# Start of QUOTED TEXT
High Street retailers will continue to shrink unless they provide an engaging in-store experience for millennial consumers who have almost grown up shopping online. Most of these need a very good reason to venture beyond their front doors to partake in discretionary shopping as a leisure activity.

While it may be convenient to blame Brexit for every blot on the business landscape, the retail sector’s woes could never be fixed by even a universally acceptable solution to EU relations.

The inevitable Brexit section…

Several British MPs, though apparently not the Prime Minister, have been ‘pivoting’ (still a fashionable business word in 2019) their thinking on exit from the European Union in recent months. More punch-drunk than Amir Khan from inconclusive votes, extensions for negotiations and a seemingly widening range of unpopular options, politicians have been quitting their parties, leaving the government benches and even accelerating their retirements. Lack of clarity on Brexit has even delayed our own Quarterly Bulletin as we attempt to weigh the eventual impact on the business world.

 Investment bank giant Goldman Sachs estimates that this same lack of clarity has cost the UK around £600m a week since the 2016 referendum. Over 148 weeks, that’s almost £89bn. The cost is said to be the hit to business investment growth in the immediate aftermath of the Brexit vote, which has been compounded by the intensification of Brexit uncertainty. The figures were based on running a ‘doppelganger’ model of a UK economy that did not feature a Brexit shock. The model version’s GDP was 2.4% than the real-life Brexit-impacted case.

At grassroots level, the British Chambers of Commerce (BCC) underlines that that businesses’ focus on costs instead of investment against a background of uncertainty is likely to see investment fall by 1% in 2019, its largest annual fall since the 2008 financial crisis. The BCC also expects net trade to make a negative contribution to GDP growth in 2019 and 2020, reflecting uncertainty over the UK’s future trade arrangements. Growth in the dominant services sector is expected to weaken to 1.1% in 2019, which would be the slowest growth since 2009, while the BCC also expects growth in manufacturing and construction to slow further.

Perhaps the most sobering thought, however, is that the vast majority of independent economic forecasts available still assume that the UK will avoid a disorderly exit from the EU. The ‘messy’ scenario, which would cover much more than just ‘no deal’, could prompt significant further downward revisions.
# End of QUOTED TEXT
* [PROBLEMS]:
#1 Please rewrite the paragraph of the Brexit commentary that begins "At grassroots level" as a short bulleted list, keeping its main facts.
#2 Write out the passage of the Brexit commentary starting at "Perhaps the most" and ending at "further downward revisions.".
#3 State whether each statement agrees with the Brexit commentary, answering yes or no and quoting the words that decide it: (a) Goldman Sachs puts the cost of Brexit uncertainty to the UK at around £600m a week. (b) The BCC expects 2019 services growth to be the slowest since 2008. (c) Most independent economic forecasts assume a disorderly exit from the EU.
# Start of DATA EXCERPTS
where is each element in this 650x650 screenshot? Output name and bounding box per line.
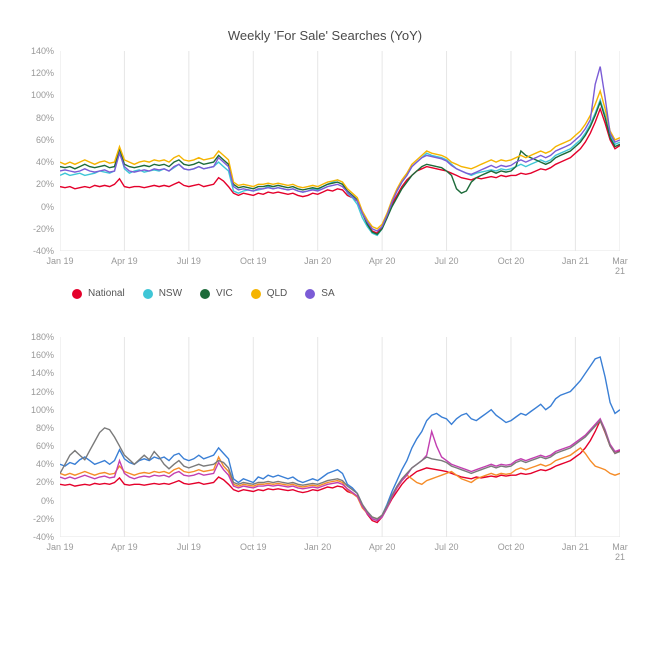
series-vic — [60, 102, 620, 234]
x-axis-label: Jul 20 — [435, 542, 459, 552]
y-axis-label: 40% — [36, 459, 54, 469]
legend-dot-icon — [200, 289, 210, 299]
y-axis-label: 180% — [31, 332, 54, 342]
y-axis-label: 60% — [36, 135, 54, 145]
x-axis-label: Mar 21 — [612, 256, 628, 276]
x-axis-label: Jul 20 — [435, 256, 459, 266]
series-national — [60, 109, 620, 233]
legend-dot-icon — [143, 289, 153, 299]
legend-dot-icon — [251, 289, 261, 299]
legend-label: SA — [321, 288, 334, 299]
x-axis-label: Apr 20 — [369, 542, 396, 552]
x-axis-label: Jul 19 — [177, 542, 201, 552]
x-axis-label: Apr 19 — [111, 256, 138, 266]
legend: National NSW VIC QLD SA — [72, 288, 650, 299]
x-axis-label: Jan 19 — [46, 542, 73, 552]
series-tas — [60, 357, 620, 521]
chart-title: Weekly 'For Sale' Searches (YoY) — [0, 0, 650, 51]
x-axis-label: Jan 21 — [562, 256, 589, 266]
x-axis-label: Jan 21 — [562, 542, 589, 552]
y-axis-label: 0% — [41, 496, 54, 506]
legend-item-national: National — [72, 288, 125, 299]
series-nsw — [60, 100, 620, 236]
y-axis-label: 80% — [36, 113, 54, 123]
y-axis-label: -40% — [33, 532, 54, 542]
y-axis-label: -40% — [33, 246, 54, 256]
series-sa — [60, 67, 620, 231]
y-axis-label: 140% — [31, 368, 54, 378]
y-axis-label: 140% — [31, 46, 54, 56]
x-axis-label: Oct 19 — [240, 256, 267, 266]
y-axis-label: -20% — [33, 514, 54, 524]
legend-label: QLD — [267, 288, 288, 299]
legend-item-sa: SA — [305, 288, 334, 299]
y-axis-label: 20% — [36, 179, 54, 189]
y-axis-label: 160% — [31, 350, 54, 360]
x-axis-label: Jan 20 — [304, 256, 331, 266]
y-axis-label: 120% — [31, 387, 54, 397]
chart-2: -40%-20%0%20%40%60%80%100%120%140%160%18… — [60, 337, 620, 556]
y-axis-label: 20% — [36, 477, 54, 487]
legend-dot-icon — [305, 289, 315, 299]
x-axis-label: Oct 19 — [240, 542, 267, 552]
chart-1: -40%-20%0%20%40%60%80%100%120%140% Jan 1… — [60, 51, 620, 270]
x-axis-label: Oct 20 — [498, 542, 525, 552]
y-axis-label: 40% — [36, 157, 54, 167]
x-axis-label: Oct 20 — [498, 256, 525, 266]
x-axis-label: Jul 19 — [177, 256, 201, 266]
x-axis-label: Apr 20 — [369, 256, 396, 266]
y-axis-label: 100% — [31, 90, 54, 100]
y-axis-label: 80% — [36, 423, 54, 433]
legend-item-nsw: NSW — [143, 288, 182, 299]
legend-item-qld: QLD — [251, 288, 288, 299]
series-wa — [60, 421, 620, 519]
y-axis-label: -20% — [33, 224, 54, 234]
legend-item-vic: VIC — [200, 288, 233, 299]
series-act — [60, 419, 620, 521]
legend-label: VIC — [216, 288, 233, 299]
y-axis-label: 60% — [36, 441, 54, 451]
y-axis-label: 100% — [31, 405, 54, 415]
y-axis-label: 0% — [41, 202, 54, 212]
y-axis-label: 120% — [31, 68, 54, 78]
x-axis-label: Apr 19 — [111, 542, 138, 552]
legend-label: NSW — [159, 288, 182, 299]
legend-label: National — [88, 288, 125, 299]
legend-dot-icon — [72, 289, 82, 299]
x-axis-label: Jan 20 — [304, 542, 331, 552]
x-axis-label: Jan 19 — [46, 256, 73, 266]
x-axis-label: Mar 21 — [612, 542, 628, 562]
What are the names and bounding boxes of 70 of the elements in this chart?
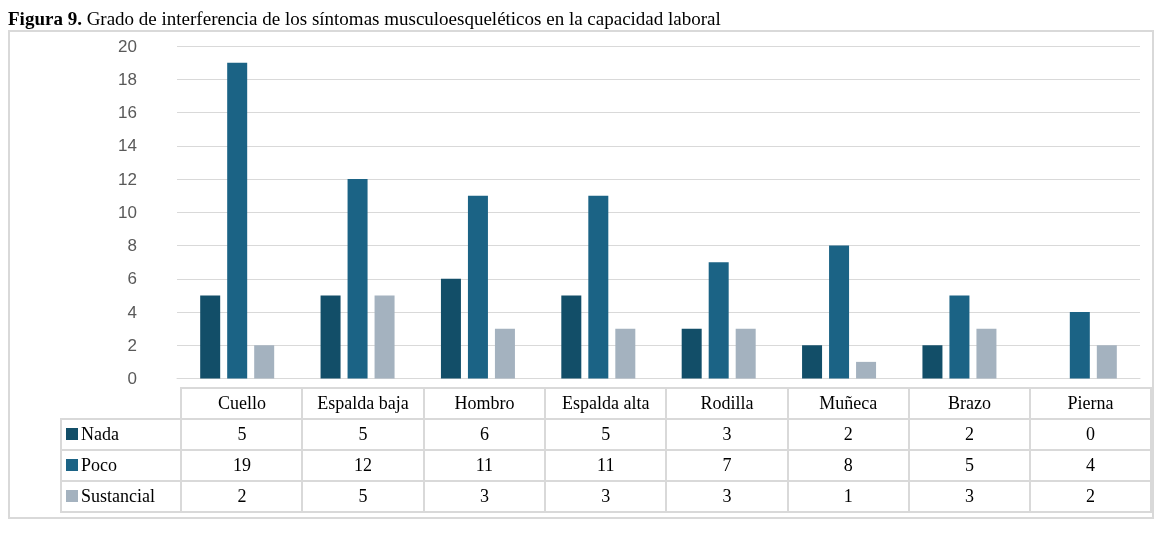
bar bbox=[856, 361, 877, 379]
bar bbox=[467, 195, 488, 379]
data-label: 3 bbox=[666, 419, 788, 450]
legend-label: Sustancial bbox=[61, 481, 182, 512]
data-label: 3 bbox=[666, 481, 788, 512]
data-label: 2 bbox=[181, 481, 303, 512]
data-label: 3 bbox=[423, 481, 546, 512]
data-label: 5 bbox=[181, 419, 303, 450]
data-label: 5 bbox=[302, 481, 424, 512]
y-tick-label: 16 bbox=[118, 103, 137, 122]
data-label: 4 bbox=[1029, 450, 1151, 481]
x-tick-label: Rodilla bbox=[666, 388, 788, 419]
bar bbox=[374, 295, 395, 379]
data-label: 19 bbox=[181, 450, 303, 481]
y-tick-label: 18 bbox=[118, 69, 137, 89]
y-tick-label: 2 bbox=[127, 335, 137, 355]
data-label: 7 bbox=[666, 450, 788, 481]
bar bbox=[949, 295, 970, 379]
legend-label: Nada bbox=[61, 419, 182, 450]
bar bbox=[347, 179, 368, 379]
y-tick-label: 8 bbox=[127, 236, 137, 255]
bar bbox=[320, 295, 341, 379]
data-label: 5 bbox=[908, 450, 1030, 481]
y-tick-label: 6 bbox=[127, 269, 137, 289]
data-label: 12 bbox=[302, 450, 424, 481]
legend-label: Poco bbox=[61, 450, 182, 481]
bar bbox=[440, 278, 461, 379]
x-tick-label: Espalda alta bbox=[545, 388, 667, 419]
data-label: 2 bbox=[787, 419, 909, 450]
data-label: 8 bbox=[787, 450, 909, 481]
bar bbox=[976, 328, 997, 379]
x-tick-label: Pierna bbox=[1029, 388, 1151, 419]
bar bbox=[588, 195, 609, 379]
x-tick-label: Brazo bbox=[908, 388, 1030, 419]
data-label: 0 bbox=[1029, 419, 1151, 450]
data-label: 2 bbox=[1029, 481, 1151, 512]
data-label: 5 bbox=[302, 419, 424, 450]
y-tick-label: 0 bbox=[127, 369, 137, 388]
bar bbox=[735, 328, 756, 379]
bar bbox=[1069, 312, 1090, 379]
y-tick-label: 10 bbox=[118, 202, 137, 222]
data-label: 11 bbox=[423, 450, 546, 481]
bar bbox=[227, 62, 248, 379]
x-tick-label: Cuello bbox=[181, 388, 303, 419]
bar bbox=[561, 295, 582, 379]
bar bbox=[1096, 345, 1117, 379]
x-tick-label: Hombro bbox=[423, 388, 546, 419]
bar bbox=[200, 295, 221, 379]
data-label: 5 bbox=[545, 419, 667, 450]
y-tick-label: 4 bbox=[127, 302, 137, 322]
data-label: 2 bbox=[908, 419, 1030, 450]
bar bbox=[802, 345, 823, 379]
bar bbox=[681, 328, 702, 379]
y-tick-label: 14 bbox=[118, 136, 137, 156]
data-label: 6 bbox=[423, 419, 546, 450]
data-label: 1 bbox=[787, 481, 909, 512]
bar bbox=[254, 345, 275, 379]
y-tick-label: 20 bbox=[118, 36, 137, 56]
x-tick-label: Muñeca bbox=[787, 388, 909, 419]
bar bbox=[615, 328, 636, 379]
bar bbox=[494, 328, 515, 379]
y-tick-label: 12 bbox=[118, 169, 137, 189]
bar bbox=[829, 245, 850, 379]
data-label: 3 bbox=[908, 481, 1030, 512]
bar bbox=[708, 262, 729, 379]
x-tick-label: Espalda baja bbox=[302, 388, 424, 419]
data-label: 3 bbox=[545, 481, 667, 512]
chart-title: Figura 9. Grado de interferencia de los síntomas musculoesqueléticos en la capacidad laboral bbox=[8, 8, 722, 30]
data-label: 11 bbox=[545, 450, 667, 481]
bar bbox=[922, 345, 943, 379]
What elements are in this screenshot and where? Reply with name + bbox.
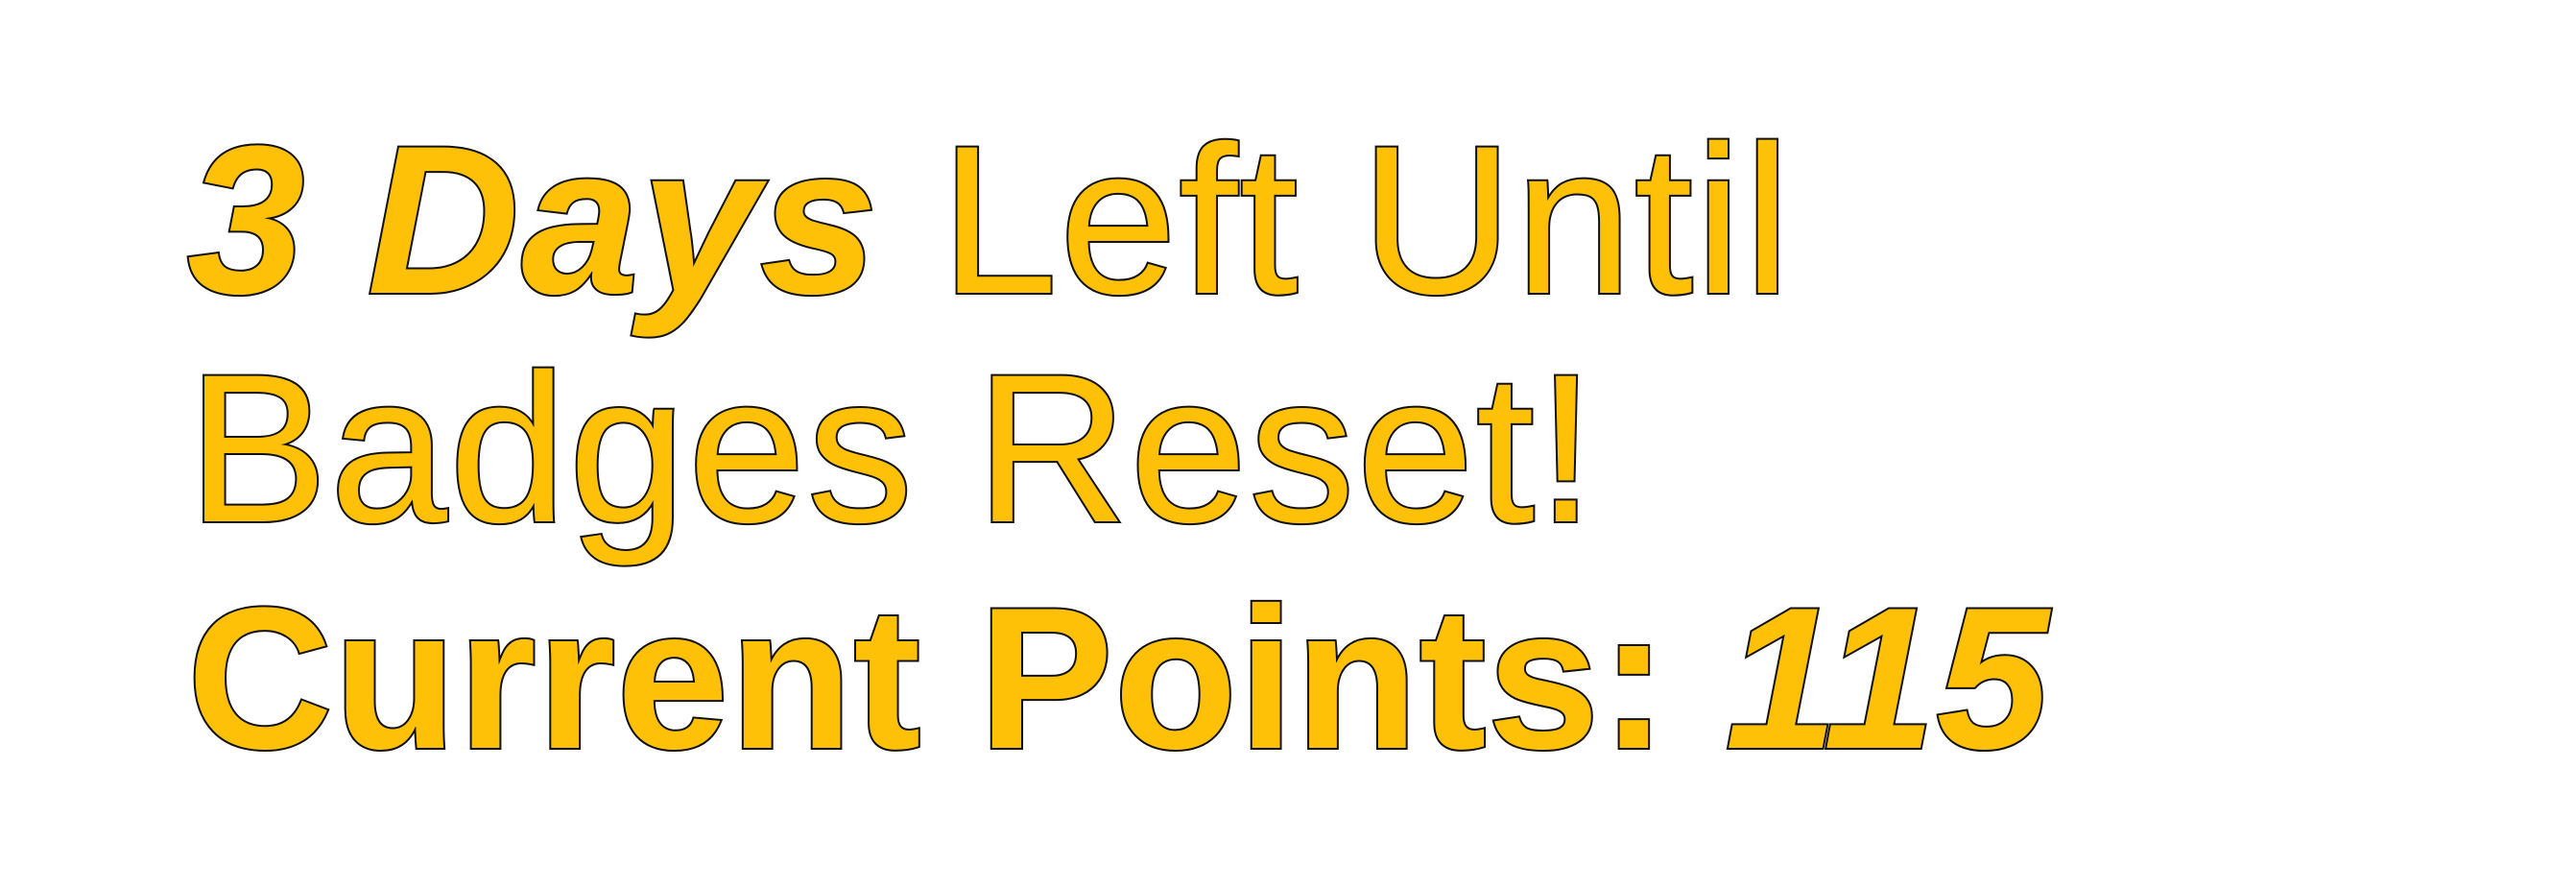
badge-reset-countdown: 3 Days Left Until Badges Reset!: [185, 104, 2548, 564]
points-value: 115: [1724, 565, 2051, 791]
countdown-message: Left Until Badges Reset!: [185, 102, 1793, 566]
points-label: Current Points:: [185, 565, 1726, 791]
days-remaining: 3 Days: [185, 102, 880, 338]
current-points: Current Points: 115: [185, 576, 2050, 781]
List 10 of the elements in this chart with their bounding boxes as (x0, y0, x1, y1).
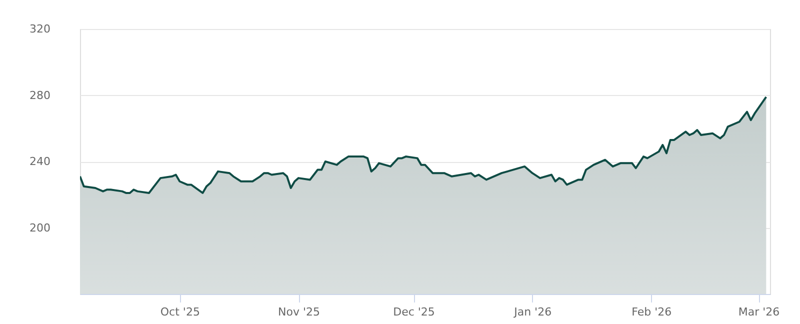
x-tick-label: Mar '26 (738, 306, 780, 318)
x-tick-label: Jan '26 (513, 306, 552, 318)
x-tick-label: Nov '25 (278, 306, 320, 318)
x-tick-label: Dec '25 (393, 306, 435, 318)
x-tick-label: Feb '26 (632, 306, 672, 318)
y-tick-label: 240 (30, 155, 50, 168)
x-tick-label: Oct '25 (160, 306, 200, 318)
y-tick-label: 280 (30, 88, 50, 102)
y-tick-label: 320 (30, 22, 50, 36)
y-tick-label: 200 (30, 221, 50, 234)
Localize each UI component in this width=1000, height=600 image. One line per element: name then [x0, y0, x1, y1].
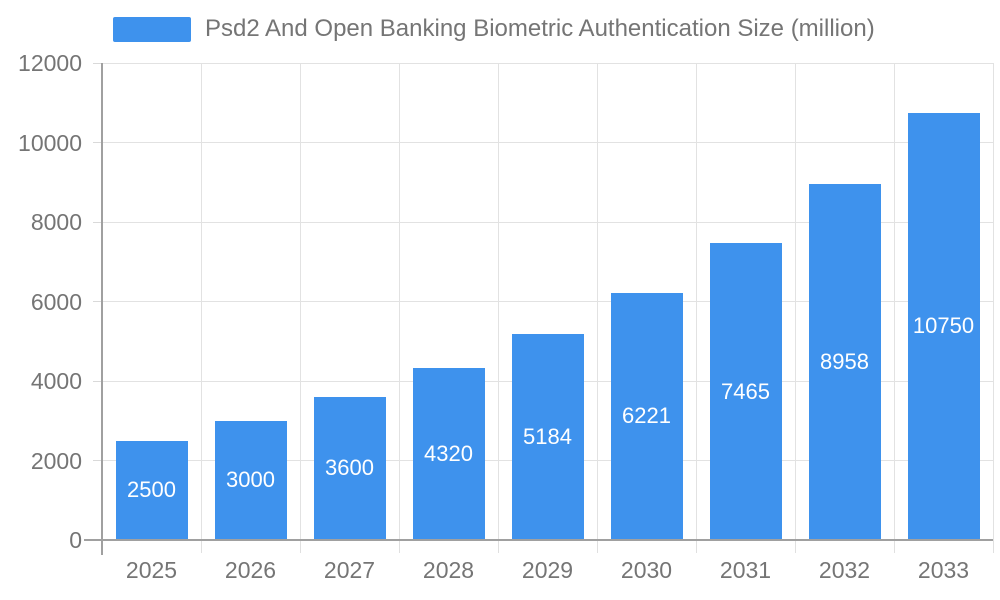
# End of DATA EXCERPTS
* [PER-TASK ANSWERS]:
#1
- The British Chambers of Commerce (BCC) expects investment to fall by 1% in 2019 as businesses focus on costs amid uncertainty. This would be the largest annual fall since the 2008 financial crisis.
- Net trade is expected to make a negative contribution to GDP growth in 2019 and 2020 because of uncertainty over the UK's future trade arrangements.
- Growth in the dominant services sector is expected to weaken to 1.1% in 2019, the slowest since 2009.
- Growth in manufacturing and construction is expected to slow further.

#2
Perhaps the most sobering thought, however, is that the vast majority of independent economic forecasts available still assume that the UK will avoid a disorderly exit from the EU. The ‘messy’ scenario, which would cover much more than just ‘no deal’, could prompt significant further downward revisions.

#3
(a) Yes: "Investment bank giant Goldman Sachs estimates that this same lack of clarity has cost the UK around £600m a week since the 2016 referendum."
(b) No: "Growth in the dominant services sector is expected to weaken to 1.1% in 2019, which would be the slowest growth since 2009"
(c) No: "the vast majority of independent economic forecasts available still assume that the UK will avoid a disorderly exit from the EU"